(Collected data entries)
****************************************

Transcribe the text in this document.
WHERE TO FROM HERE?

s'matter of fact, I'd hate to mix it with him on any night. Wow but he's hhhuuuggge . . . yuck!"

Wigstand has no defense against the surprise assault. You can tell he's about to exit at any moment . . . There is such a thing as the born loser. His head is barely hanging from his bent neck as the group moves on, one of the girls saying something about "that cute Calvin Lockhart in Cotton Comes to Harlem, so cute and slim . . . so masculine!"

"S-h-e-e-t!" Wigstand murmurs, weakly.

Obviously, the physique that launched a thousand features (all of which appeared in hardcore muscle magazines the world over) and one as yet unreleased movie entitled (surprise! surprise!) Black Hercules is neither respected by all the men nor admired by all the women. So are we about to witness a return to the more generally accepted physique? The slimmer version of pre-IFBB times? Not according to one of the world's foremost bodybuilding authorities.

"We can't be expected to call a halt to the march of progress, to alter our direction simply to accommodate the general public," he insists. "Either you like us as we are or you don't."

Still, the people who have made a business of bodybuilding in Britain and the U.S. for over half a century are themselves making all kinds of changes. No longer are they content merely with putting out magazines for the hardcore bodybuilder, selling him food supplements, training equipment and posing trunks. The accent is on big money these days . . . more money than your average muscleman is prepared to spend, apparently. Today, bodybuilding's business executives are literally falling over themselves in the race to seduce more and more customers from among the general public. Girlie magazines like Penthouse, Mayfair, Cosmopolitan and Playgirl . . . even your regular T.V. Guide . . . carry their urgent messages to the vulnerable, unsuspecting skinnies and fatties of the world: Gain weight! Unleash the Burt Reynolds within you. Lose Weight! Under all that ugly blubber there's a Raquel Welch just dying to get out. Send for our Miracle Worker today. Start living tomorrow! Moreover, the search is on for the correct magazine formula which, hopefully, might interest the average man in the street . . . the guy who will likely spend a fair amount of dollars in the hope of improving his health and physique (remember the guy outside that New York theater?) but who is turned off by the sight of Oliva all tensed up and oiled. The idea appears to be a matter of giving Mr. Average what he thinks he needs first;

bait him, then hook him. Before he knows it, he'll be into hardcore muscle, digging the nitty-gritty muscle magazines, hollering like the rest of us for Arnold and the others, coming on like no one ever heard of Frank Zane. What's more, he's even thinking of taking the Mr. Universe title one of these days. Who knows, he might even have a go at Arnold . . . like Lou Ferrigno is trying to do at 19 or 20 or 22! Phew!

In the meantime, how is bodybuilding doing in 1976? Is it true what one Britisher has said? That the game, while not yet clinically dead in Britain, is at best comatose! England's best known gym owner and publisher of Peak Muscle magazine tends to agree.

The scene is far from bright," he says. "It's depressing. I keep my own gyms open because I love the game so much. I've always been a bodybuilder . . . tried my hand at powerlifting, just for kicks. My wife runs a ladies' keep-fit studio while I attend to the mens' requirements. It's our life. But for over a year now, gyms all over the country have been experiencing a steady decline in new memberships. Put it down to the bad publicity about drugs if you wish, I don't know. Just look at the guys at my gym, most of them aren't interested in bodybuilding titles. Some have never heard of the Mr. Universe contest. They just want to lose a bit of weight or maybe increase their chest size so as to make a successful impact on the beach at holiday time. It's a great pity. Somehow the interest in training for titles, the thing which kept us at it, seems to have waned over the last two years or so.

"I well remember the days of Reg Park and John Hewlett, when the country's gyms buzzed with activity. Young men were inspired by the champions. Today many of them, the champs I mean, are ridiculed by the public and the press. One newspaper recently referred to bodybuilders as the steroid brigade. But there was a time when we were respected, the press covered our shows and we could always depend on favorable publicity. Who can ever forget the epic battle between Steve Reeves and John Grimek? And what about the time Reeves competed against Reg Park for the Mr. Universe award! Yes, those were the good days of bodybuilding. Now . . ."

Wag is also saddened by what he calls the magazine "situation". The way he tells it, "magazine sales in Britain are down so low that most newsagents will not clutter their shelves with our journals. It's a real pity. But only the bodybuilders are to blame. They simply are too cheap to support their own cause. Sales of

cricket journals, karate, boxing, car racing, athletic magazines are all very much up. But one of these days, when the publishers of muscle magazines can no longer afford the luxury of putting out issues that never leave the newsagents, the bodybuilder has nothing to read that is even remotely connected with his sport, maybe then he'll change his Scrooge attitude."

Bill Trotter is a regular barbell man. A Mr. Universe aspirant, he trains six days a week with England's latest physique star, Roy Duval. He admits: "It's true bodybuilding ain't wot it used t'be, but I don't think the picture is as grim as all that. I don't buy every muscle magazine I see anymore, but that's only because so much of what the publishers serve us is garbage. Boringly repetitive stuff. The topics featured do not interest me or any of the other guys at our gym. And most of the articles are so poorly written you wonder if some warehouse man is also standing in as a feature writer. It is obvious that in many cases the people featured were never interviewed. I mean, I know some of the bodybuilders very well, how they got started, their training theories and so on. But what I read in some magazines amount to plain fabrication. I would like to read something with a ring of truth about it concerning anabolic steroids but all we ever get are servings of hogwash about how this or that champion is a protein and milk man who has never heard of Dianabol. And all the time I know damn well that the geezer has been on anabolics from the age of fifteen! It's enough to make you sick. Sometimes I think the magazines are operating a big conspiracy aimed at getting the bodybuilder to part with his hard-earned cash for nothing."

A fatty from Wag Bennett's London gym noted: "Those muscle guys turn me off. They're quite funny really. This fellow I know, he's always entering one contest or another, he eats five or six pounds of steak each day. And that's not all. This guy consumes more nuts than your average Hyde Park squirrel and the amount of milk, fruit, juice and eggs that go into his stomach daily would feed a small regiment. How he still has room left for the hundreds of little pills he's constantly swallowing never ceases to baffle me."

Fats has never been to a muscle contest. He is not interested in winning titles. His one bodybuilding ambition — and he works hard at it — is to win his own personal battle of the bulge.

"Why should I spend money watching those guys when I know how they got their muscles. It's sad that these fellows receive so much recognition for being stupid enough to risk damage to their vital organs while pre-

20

****************************************

### THE PROBLEM
Without omitting any record, transcribe the data exactly.

### SOLUTION FOR THIS TASK
Transcribe the text in this document.
WHERE TO FROM HERE?

s'matter of fact, I'd hate to mix it with him on any night. Wow but he's hhhuuuggge . . . yuck!"

Wigstand has no defense against the surprise assault. You can tell he's about to exit at any moment . . . There is such a thing as the born loser. His head is barely hanging from his bent neck as the group moves on, one of the girls saying something about "that cute Calvin Lockhart in Cotton Comes to Harlem, so cute and slim . . . so masculine!"

"S-h-e-e-t!" Wigstand murmurs, weakly.

Obviously, the physique that launched a thousand features (all of which appeared in hardcore muscle magazines the world over) and one as yet unreleased movie entitled (surprise! surprise!) Black Hercules is neither respected by all the men nor admired by all the women. So are we about to witness a return to the more generally accepted physique? The slimmer version of pre-IFBB times? Not according to one of the world's foremost bodybuilding authorities.

"We can't be expected to call a halt to the march of progress, to alter our direction simply to accommodate the general public," he insists. "Either you like us as we are or you don't."

Still, the people who have made a business of bodybuilding in Britain and the U.S. for over half a century are themselves making all kinds of changes. No longer are they content merely with putting out magazines for the hardcore bodybuilder, selling him food supplements, training equipment and posing trunks. The accent is on big money these days . . . more money than your average muscleman is prepared to spend, apparently. Today, bodybuilding's business executives are literally falling over themselves in the race to seduce more and more customers from among the general public. Girlie magazines like Penthouse, Mayfair, Cosmopolitan and Playgirl . . . even your regular T.V. Guide . . . carry their urgent messages to the vulnerable, unsuspecting skinnies and fatties of the world: Gain weight! Unleash the Burt Reynolds within you. Lose Weight! Under all that ugly blubber there's a Raquel Welch just dying to get out. Send for our Miracle Worker today. Start living tomorrow! Moreover, the search is on for the correct magazine formula which, hopefully, might interest the average man in the street . . . the guy who will likely spend a fair amount of dollars in the hope of improving his health and physique (remember the guy outside that New York theater?) but who is turned off by the sight of Oliva all tensed up and oiled. The idea appears to be a matter of giving Mr. Average what he thinks he needs first;

bait him, then hook him. Before he knows it, he'll be into hardcore muscle, digging the nitty-gritty muscle magazines, hollering like the rest of us for Arnold and the others, coming on like no one ever heard of Frank Zane. What's more, he's even thinking of taking the Mr. Universe title one of these days. Who knows, he might even have a go at Arnold . . . like Lou Ferrigno is trying to do at 19 or 20 or 22! Phew!

In the meantime, how is bodybuilding doing in 1976? Is it true what one Britisher has said? That the game, while not yet clinically dead in Britain, is at best comatose! England's best known gym owner and publisher of Peak Muscle magazine tends to agree.

The scene is far from bright," he says. "It's depressing. I keep my own gyms open because I love the game so much. I've always been a bodybuilder . . . tried my hand at powerlifting, just for kicks. My wife runs a ladies' keep-fit studio while I attend to the mens' requirements. It's our life. But for over a year now, gyms all over the country have been experiencing a steady decline in new memberships. Put it down to the bad publicity about drugs if you wish, I don't know. Just look at the guys at my gym, most of them aren't interested in bodybuilding titles. Some have never heard of the Mr. Universe contest. They just want to lose a bit of weight or maybe increase their chest size so as to make a successful impact on the beach at holiday time. It's a great pity. Somehow the interest in training for titles, the thing which kept us at it, seems to have waned over the last two years or so.

"I well remember the days of Reg Park and John Hewlett, when the country's gyms buzzed with activity. Young men were inspired by the champions. Today many of them, the champs I mean, are ridiculed by the public and the press. One newspaper recently referred to bodybuilders as the steroid brigade. But there was a time when we were respected, the press covered our shows and we could always depend on favorable publicity. Who can ever forget the epic battle between Steve Reeves and John Grimek? And what about the time Reeves competed against Reg Park for the Mr. Universe award! Yes, those were the good days of bodybuilding. Now . . ."

Wag is also saddened by what he calls the magazine "situation". The way he tells it, "magazine sales in Britain are down so low that most newsagents will not clutter their shelves with our journals. It's a real pity. But only the bodybuilders are to blame. They simply are too cheap to support their own cause. Sales of

cricket journals, karate, boxing, car racing, athletic magazines are all very much up. But one of these days, when the publishers of muscle magazines can no longer afford the luxury of putting out issues that never leave the newsagents, the bodybuilder has nothing to read that is even remotely connected with his sport, maybe then he'll change his Scrooge attitude."

Bill Trotter is a regular barbell man. A Mr. Universe aspirant, he trains six days a week with England's latest physique star, Roy Duval. He admits: "It's true bodybuilding ain't wot it used t'be, but I don't think the picture is as grim as all that. I don't buy every muscle magazine I see anymore, but that's only because so much of what the publishers serve us is garbage. Boringly repetitive stuff. The topics featured do not interest me or any of the other guys at our gym. And most of the articles are so poorly written you wonder if some warehouse man is also standing in as a feature writer. It is obvious that in many cases the people featured were never interviewed. I mean, I know some of the bodybuilders very well, how they got started, their training theories and so on. But what I read in some magazines amount to plain fabrication. I would like to read something with a ring of truth about it concerning anabolic steroids but all we ever get are servings of hogwash about how this or that champion is a protein and milk man who has never heard of Dianabol. And all the time I know damn well that the geezer has been on anabolics from the age of fifteen! It's enough to make you sick. Sometimes I think the magazines are operating a big conspiracy aimed at getting the bodybuilder to part with his hard-earned cash for nothing."

A fatty from Wag Bennett's London gym noted: "Those muscle guys turn me off. They're quite funny really. This fellow I know, he's always entering one contest or another, he eats five or six pounds of steak each day. And that's not all. This guy consumes more nuts than your average Hyde Park squirrel and the amount of milk, fruit, juice and eggs that go into his stomach daily would feed a small regiment. How he still has room left for the hundreds of little pills he's constantly swallowing never ceases to baffle me."

Fats has never been to a muscle contest. He is not interested in winning titles. His one bodybuilding ambition — and he works hard at it — is to win his own personal battle of the bulge.

"Why should I spend money watching those guys when I know how they got their muscles. It's sad that these fellows receive so much recognition for being stupid enough to risk damage to their vital organs while pre-

20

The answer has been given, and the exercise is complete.